(Dataset excerpt)
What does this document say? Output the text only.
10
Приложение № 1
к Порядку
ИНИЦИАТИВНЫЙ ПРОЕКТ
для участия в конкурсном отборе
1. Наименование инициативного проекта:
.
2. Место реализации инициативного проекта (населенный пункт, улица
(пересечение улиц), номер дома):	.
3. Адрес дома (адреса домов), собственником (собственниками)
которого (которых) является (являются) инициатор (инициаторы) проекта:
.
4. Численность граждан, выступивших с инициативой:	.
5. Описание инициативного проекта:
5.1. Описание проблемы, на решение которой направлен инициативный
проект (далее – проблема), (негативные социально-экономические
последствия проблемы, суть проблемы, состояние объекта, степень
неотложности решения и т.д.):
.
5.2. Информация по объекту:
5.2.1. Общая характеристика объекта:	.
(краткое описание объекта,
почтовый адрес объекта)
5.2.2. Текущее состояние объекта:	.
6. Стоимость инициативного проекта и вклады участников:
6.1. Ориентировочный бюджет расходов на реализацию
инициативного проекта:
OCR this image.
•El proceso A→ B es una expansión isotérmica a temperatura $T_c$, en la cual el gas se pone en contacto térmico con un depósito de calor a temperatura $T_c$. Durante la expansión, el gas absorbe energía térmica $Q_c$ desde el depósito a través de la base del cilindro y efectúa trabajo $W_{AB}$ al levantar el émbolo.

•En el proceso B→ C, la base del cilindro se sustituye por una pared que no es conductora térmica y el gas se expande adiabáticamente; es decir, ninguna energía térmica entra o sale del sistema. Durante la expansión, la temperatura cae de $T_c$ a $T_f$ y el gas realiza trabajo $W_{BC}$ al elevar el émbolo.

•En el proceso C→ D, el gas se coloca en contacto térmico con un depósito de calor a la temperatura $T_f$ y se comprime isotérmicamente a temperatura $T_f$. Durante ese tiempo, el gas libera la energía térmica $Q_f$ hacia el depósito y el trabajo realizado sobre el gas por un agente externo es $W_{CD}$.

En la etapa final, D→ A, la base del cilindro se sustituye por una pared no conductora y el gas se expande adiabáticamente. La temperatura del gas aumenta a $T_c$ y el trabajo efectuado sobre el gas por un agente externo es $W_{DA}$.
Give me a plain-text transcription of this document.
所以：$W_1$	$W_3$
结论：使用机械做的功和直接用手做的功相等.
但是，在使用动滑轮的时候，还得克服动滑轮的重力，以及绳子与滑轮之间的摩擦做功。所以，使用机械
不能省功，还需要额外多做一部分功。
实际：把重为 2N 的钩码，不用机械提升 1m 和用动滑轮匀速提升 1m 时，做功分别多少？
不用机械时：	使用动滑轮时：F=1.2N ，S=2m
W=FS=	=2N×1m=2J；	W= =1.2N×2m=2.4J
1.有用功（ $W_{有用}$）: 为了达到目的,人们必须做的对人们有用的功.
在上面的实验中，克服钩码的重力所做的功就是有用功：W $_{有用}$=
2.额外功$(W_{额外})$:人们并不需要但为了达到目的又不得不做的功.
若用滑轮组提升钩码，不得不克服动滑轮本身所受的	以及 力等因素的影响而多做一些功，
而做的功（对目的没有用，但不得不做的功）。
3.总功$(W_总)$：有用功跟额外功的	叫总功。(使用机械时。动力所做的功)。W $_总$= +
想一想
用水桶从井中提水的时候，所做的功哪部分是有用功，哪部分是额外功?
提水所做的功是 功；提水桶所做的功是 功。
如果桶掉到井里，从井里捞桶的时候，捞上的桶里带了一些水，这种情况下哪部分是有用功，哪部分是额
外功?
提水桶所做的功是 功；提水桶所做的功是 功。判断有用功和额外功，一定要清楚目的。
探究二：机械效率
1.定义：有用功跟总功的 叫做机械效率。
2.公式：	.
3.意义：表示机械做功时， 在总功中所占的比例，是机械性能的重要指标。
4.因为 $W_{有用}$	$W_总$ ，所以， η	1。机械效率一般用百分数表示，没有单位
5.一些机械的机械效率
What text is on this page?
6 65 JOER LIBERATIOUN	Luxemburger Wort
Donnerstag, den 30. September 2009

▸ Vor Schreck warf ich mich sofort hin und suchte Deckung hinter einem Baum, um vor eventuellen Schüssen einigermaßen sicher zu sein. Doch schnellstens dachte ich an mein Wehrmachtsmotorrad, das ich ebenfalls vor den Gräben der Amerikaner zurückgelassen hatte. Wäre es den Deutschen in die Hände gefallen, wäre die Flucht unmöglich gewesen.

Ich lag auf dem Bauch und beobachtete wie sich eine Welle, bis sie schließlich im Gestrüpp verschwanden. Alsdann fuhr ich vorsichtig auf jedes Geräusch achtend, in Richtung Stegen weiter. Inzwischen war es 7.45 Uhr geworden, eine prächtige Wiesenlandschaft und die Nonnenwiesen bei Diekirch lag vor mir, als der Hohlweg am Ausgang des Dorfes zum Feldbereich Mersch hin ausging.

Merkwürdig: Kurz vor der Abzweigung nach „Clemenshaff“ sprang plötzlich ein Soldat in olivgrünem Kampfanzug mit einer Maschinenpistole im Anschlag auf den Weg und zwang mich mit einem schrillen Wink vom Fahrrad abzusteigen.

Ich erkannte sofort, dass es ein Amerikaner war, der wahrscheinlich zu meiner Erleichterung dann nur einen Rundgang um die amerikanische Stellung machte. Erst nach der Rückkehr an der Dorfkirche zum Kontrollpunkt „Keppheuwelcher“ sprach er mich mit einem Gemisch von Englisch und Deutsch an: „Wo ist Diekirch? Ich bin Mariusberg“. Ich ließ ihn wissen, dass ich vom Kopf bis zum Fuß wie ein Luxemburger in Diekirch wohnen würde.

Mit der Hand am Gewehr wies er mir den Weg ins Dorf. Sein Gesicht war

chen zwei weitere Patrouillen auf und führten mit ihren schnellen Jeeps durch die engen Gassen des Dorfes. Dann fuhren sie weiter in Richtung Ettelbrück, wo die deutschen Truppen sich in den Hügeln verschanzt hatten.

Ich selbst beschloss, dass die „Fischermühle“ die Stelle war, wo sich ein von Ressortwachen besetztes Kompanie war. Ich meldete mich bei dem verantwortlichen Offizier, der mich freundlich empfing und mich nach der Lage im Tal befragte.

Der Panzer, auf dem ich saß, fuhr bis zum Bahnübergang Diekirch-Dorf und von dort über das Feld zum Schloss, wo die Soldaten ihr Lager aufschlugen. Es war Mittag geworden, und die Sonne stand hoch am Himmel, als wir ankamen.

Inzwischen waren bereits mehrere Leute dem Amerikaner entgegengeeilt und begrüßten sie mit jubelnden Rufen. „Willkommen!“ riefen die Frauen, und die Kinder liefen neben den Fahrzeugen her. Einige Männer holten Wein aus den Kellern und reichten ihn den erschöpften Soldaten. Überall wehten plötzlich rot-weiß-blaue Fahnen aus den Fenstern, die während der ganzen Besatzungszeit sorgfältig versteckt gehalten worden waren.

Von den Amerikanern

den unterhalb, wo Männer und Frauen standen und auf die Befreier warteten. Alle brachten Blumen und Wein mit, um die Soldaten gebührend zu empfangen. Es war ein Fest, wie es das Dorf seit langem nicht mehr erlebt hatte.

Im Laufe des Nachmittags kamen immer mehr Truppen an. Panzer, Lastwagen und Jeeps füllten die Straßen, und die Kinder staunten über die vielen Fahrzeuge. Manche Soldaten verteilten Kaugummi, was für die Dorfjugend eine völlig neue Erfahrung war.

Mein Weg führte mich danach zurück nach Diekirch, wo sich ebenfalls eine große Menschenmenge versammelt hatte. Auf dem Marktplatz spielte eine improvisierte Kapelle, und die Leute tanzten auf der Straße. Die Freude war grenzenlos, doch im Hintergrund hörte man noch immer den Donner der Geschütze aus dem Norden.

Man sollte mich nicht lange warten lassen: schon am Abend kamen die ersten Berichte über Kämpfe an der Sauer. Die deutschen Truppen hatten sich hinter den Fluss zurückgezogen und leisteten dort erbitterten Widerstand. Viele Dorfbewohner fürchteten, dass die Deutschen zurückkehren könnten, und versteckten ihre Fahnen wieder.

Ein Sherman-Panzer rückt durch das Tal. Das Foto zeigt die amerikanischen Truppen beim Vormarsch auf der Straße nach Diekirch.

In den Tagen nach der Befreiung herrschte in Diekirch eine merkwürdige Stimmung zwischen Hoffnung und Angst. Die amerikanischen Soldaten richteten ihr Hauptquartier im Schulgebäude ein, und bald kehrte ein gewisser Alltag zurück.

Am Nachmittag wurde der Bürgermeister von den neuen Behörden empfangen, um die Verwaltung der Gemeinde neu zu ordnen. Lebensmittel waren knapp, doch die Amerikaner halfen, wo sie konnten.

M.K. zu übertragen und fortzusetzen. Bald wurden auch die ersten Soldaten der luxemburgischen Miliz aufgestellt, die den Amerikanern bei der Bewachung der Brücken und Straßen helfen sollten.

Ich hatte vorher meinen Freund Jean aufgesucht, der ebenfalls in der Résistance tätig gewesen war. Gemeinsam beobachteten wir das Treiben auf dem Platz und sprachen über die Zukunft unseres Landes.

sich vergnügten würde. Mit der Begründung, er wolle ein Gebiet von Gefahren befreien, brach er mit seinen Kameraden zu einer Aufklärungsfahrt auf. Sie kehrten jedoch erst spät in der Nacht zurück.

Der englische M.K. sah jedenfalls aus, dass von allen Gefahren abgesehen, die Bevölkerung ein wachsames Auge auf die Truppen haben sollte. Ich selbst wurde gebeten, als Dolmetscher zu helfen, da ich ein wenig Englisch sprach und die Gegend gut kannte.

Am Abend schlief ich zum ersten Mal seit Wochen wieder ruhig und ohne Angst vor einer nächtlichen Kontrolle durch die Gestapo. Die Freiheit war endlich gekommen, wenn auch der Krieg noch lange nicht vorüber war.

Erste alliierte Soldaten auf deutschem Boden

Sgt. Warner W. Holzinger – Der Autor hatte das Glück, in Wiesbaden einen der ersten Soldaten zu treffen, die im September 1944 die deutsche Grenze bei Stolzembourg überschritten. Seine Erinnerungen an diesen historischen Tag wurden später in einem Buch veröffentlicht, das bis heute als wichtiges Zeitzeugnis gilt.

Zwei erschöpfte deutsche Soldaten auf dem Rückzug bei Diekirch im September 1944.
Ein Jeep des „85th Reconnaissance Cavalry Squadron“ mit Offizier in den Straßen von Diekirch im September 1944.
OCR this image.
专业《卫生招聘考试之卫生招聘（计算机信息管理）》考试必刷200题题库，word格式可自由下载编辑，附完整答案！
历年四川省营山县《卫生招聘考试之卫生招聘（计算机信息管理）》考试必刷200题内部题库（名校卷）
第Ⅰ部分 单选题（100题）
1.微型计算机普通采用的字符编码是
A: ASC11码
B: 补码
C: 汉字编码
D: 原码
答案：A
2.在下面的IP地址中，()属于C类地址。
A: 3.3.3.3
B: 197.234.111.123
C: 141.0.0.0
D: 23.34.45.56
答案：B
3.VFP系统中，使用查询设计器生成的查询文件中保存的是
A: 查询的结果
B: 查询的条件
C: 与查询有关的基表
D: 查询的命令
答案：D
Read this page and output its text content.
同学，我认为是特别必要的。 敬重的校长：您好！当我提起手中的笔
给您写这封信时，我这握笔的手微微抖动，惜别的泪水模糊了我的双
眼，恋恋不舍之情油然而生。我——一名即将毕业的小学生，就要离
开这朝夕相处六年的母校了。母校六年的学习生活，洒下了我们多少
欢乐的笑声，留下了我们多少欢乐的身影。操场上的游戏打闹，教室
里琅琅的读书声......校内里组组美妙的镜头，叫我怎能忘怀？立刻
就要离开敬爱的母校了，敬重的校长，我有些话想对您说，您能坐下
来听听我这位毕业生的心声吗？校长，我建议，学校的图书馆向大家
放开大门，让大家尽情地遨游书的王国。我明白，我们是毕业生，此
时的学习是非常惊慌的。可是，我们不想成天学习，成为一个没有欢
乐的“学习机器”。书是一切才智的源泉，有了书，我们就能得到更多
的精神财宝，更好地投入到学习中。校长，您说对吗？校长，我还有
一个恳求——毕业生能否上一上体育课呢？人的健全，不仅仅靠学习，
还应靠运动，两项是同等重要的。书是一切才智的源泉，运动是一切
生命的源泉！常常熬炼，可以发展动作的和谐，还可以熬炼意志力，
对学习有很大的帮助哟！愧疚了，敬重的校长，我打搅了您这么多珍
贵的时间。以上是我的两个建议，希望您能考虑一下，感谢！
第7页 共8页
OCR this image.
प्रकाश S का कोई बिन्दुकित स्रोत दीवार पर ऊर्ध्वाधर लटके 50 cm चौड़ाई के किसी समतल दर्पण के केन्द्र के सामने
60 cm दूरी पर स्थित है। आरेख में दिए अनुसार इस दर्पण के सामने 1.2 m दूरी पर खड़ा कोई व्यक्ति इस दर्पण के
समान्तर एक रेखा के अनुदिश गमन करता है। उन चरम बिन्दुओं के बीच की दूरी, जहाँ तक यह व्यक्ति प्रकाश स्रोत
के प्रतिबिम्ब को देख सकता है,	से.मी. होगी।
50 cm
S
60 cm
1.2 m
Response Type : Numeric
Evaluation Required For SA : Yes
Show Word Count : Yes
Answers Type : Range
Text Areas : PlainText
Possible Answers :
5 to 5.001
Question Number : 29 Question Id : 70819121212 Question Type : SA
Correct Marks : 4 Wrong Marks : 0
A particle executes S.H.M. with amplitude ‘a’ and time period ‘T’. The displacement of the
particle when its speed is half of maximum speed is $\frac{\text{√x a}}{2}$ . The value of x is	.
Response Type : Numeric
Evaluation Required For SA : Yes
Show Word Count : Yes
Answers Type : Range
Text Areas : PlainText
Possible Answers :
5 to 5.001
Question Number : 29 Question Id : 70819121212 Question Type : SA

> **Problem requirements**
Copy each line of the listing that holds the word "noch".

> **Task solution**
Mein Weg führte mich danach zurück nach Diekirch, wo sich ebenfalls eine große Menschenmenge versammelt hatte. Auf dem Marktplatz spielte eine improvisierte Kapelle, und die Leute tanzten auf der Straße. Die Freude war grenzenlos, doch im Hintergrund hörte man noch immer den Donner der Geschütze aus dem Norden.
Am Abend schlief ich zum ersten Mal seit Wochen wieder ruhig und ohne Angst vor einer nächtlichen Kontrolle durch die Gestapo. Die Freiheit war endlich gekommen, wenn auch der Krieg noch lange nicht vorüber war.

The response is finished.